=== Data ===
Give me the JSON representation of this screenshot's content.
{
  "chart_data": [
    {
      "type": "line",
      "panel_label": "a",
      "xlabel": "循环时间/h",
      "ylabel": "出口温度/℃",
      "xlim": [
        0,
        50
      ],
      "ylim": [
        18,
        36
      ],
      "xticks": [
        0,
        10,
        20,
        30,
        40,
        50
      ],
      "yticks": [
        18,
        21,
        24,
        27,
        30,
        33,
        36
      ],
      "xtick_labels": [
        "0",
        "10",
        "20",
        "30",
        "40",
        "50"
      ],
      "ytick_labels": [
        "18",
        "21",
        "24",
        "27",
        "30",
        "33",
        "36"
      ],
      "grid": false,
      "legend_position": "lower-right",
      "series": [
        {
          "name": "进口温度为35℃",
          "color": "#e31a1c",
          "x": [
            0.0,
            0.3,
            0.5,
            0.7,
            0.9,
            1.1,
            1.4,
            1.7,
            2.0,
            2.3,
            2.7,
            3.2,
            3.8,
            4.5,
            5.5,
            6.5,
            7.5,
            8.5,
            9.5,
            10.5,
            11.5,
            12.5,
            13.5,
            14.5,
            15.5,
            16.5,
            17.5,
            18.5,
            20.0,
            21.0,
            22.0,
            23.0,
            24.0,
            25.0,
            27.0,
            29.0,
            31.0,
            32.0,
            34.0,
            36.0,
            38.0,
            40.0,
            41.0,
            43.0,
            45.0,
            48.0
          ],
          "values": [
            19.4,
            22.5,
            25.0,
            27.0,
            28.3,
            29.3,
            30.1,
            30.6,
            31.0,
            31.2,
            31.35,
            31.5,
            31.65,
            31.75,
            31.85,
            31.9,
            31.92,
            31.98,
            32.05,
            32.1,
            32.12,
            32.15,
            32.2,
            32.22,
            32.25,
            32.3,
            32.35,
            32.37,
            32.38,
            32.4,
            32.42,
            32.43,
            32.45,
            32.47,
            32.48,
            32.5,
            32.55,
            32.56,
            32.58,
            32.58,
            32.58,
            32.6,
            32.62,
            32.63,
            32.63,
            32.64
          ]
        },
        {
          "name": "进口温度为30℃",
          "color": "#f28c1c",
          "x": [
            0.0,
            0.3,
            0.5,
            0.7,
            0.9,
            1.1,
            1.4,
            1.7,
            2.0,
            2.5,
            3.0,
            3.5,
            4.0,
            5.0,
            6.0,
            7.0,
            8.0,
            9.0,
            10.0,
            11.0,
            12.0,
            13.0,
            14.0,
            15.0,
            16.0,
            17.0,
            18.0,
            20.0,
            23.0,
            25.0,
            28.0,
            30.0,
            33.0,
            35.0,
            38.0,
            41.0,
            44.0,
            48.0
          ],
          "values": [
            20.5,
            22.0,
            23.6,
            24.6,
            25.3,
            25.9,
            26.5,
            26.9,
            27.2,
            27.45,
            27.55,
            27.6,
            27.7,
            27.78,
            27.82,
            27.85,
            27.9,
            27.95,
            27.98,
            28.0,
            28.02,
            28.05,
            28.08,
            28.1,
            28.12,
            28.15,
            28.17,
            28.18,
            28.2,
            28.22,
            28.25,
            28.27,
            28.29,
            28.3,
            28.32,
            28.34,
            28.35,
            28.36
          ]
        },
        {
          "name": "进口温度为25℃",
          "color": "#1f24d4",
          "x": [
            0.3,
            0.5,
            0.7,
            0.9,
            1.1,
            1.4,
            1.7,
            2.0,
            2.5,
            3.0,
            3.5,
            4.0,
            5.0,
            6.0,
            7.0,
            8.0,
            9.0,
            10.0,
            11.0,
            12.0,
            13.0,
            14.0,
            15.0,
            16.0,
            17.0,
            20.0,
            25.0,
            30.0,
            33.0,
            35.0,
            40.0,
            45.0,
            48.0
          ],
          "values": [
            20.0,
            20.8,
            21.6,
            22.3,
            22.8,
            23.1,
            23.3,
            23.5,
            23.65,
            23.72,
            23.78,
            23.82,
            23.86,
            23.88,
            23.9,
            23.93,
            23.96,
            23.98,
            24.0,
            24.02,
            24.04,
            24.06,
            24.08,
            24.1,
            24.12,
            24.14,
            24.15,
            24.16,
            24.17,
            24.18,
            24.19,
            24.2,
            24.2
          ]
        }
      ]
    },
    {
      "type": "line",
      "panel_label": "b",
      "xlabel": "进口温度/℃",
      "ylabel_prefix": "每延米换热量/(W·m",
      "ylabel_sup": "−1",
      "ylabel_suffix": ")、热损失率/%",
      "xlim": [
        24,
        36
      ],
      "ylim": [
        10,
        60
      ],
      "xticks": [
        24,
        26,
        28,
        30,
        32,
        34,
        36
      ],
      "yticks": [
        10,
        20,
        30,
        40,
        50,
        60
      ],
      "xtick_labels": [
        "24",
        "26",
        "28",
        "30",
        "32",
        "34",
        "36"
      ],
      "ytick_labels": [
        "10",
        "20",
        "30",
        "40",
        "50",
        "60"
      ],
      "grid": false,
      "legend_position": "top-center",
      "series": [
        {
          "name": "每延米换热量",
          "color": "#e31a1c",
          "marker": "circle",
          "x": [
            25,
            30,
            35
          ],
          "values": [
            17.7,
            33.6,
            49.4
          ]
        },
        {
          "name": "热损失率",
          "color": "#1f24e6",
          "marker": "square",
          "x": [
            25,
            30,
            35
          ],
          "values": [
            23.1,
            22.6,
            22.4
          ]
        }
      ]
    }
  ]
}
===
* Instructions to follow:
Recopy all the lines exactly as they appear.

* Right answer:
Give me the JSON representation of this screenshot's content.
{
  "chart_data": [
    {
      "type": "line",
      "panel_label": "a",
      "xlabel": "循环时间/h",
      "ylabel": "出口温度/℃",
      "xlim": [
        0,
        50
      ],
      "ylim": [
        18,
        36
      ],
      "xticks": [
        0,
        10,
        20,
        30,
        40,
        50
      ],
      "yticks": [
        18,
        21,
        24,
        27,
        30,
        33,
        36
      ],
      "xtick_labels": [
        "0",
        "10",
        "20",
        "30",
        "40",
        "50"
      ],
      "ytick_labels": [
        "18",
        "21",
        "24",
        "27",
        "30",
        "33",
        "36"
      ],
      "grid": false,
      "legend_position": "lower-right",
      "series": [
        {
          "name": "进口温度为35℃",
          "color": "#e31a1c",
          "x": [
            0.0,
            0.3,
            0.5,
            0.7,
            0.9,
            1.1,
            1.4,
            1.7,
            2.0,
            2.3,
            2.7,
            3.2,
            3.8,
            4.5,
            5.5,
            6.5,
            7.5,
            8.5,
            9.5,
            10.5,
            11.5,
            12.5,
            13.5,
            14.5,
            15.5,
            16.5,
            17.5,
            18.5,
            20.0,
            21.0,
            22.0,
            23.0,
            24.0,
            25.0,
            27.0,
            29.0,
            31.0,
            32.0,
            34.0,
            36.0,
            38.0,
            40.0,
            41.0,
            43.0,
            45.0,
            48.0
          ],
          "values": [
            19.4,
            22.5,
            25.0,
            27.0,
            28.3,
            29.3,
            30.1,
            30.6,
            31.0,
            31.2,
            31.35,
            31.5,
            31.65,
            31.75,
            31.85,
            31.9,
            31.92,
            31.98,
            32.05,
            32.1,
            32.12,
            32.15,
            32.2,
            32.22,
            32.25,
            32.3,
            32.35,
            32.37,
            32.38,
            32.4,
            32.42,
            32.43,
            32.45,
            32.47,
            32.48,
            32.5,
            32.55,
            32.56,
            32.58,
            32.58,
            32.58,
            32.6,
            32.62,
            32.63,
            32.63,
            32.64
          ]
        },
        {
          "name": "进口温度为30℃",
          "color": "#f28c1c",
          "x": [
            0.0,
            0.3,
            0.5,
            0.7,
            0.9,
            1.1,
            1.4,
            1.7,
            2.0,
            2.5,
            3.0,
            3.5,
            4.0,
            5.0,
            6.0,
            7.0,
            8.0,
            9.0,
            10.0,
            11.0,
            12.0,
            13.0,
            14.0,
            15.0,
            16.0,
            17.0,
            18.0,
            20.0,
            23.0,
            25.0,
            28.0,
            30.0,
            33.0,
            35.0,
            38.0,
            41.0,
            44.0,
            48.0
          ],
          "values": [
            20.5,
            22.0,
            23.6,
            24.6,
            25.3,
            25.9,
            26.5,
            26.9,
            27.2,
            27.45,
            27.55,
            27.6,
            27.7,
            27.78,
            27.82,
            27.85,
            27.9,
            27.95,
            27.98,
            28.0,
            28.02,
            28.05,
            28.08,
            28.1,
            28.12,
            28.15,
            28.17,
            28.18,
            28.2,
            28.22,
            28.25,
            28.27,
            28.29,
            28.3,
            28.32,
            28.34,
            28.35,
            28.36
          ]
        },
        {
          "name": "进口温度为25℃",
          "color": "#1f24d4",
          "x": [
            0.3,
            0.5,
            0.7,
            0.9,
            1.1,
            1.4,
            1.7,
            2.0,
            2.5,
            3.0,
            3.5,
            4.0,
            5.0,
            6.0,
            7.0,
            8.0,
            9.0,
            10.0,
            11.0,
            12.0,
            13.0,
            14.0,
            15.0,
            16.0,
            17.0,
            20.0,
            25.0,
            30.0,
            33.0,
            35.0,
            40.0,
            45.0,
            48.0
          ],
          "values": [
            20.0,
            20.8,
            21.6,
            22.3,
            22.8,
            23.1,
            23.3,
            23.5,
            23.65,
            23.72,
            23.78,
            23.82,
            23.86,
            23.88,
            23.9,
            23.93,
            23.96,
            23.98,
            24.0,
            24.02,
            24.04,
            24.06,
            24.08,
            24.1,
            24.12,
            24.14,
            24.15,
            24.16,
            24.17,
            24.18,
            24.19,
            24.2,
            24.2
          ]
        }
      ]
    },
    {
      "type": "line",
      "panel_label": "b",
      "xlabel": "进口温度/℃",
      "ylabel_prefix": "每延米换热量/(W·m",
      "ylabel_sup": "−1",
      "ylabel_suffix": ")、热损失率/%",
      "xlim": [
        24,
        36
      ],
      "ylim": [
        10,
        60
      ],
      "xticks": [
        24,
        26,
        28,
        30,
        32,
        34,
        36
      ],
      "yticks": [
        10,
        20,
        30,
        40,
        50,
        60
      ],
      "xtick_labels": [
        "24",
        "26",
        "28",
        "30",
        "32",
        "34",
        "36"
      ],
      "ytick_labels": [
        "10",
        "20",
        "30",
        "40",
        "50",
        "60"
      ],
      "grid": false,
      "legend_position": "top-center",
      "series": [
        {
          "name": "每延米换热量",
          "color": "#e31a1c",
          "marker": "circle",
          "x": [
            25,
            30,
            35
          ],
          "values": [
            17.7,
            33.6,
            49.4
          ]
        },
        {
          "name": "热损失率",
          "color": "#1f24e6",
          "marker": "square",
          "x": [
            25,
            30,
            35
          ],
          "values": [
            23.1,
            22.6,
            22.4
          ]
        }
      ]
    }
  ]
}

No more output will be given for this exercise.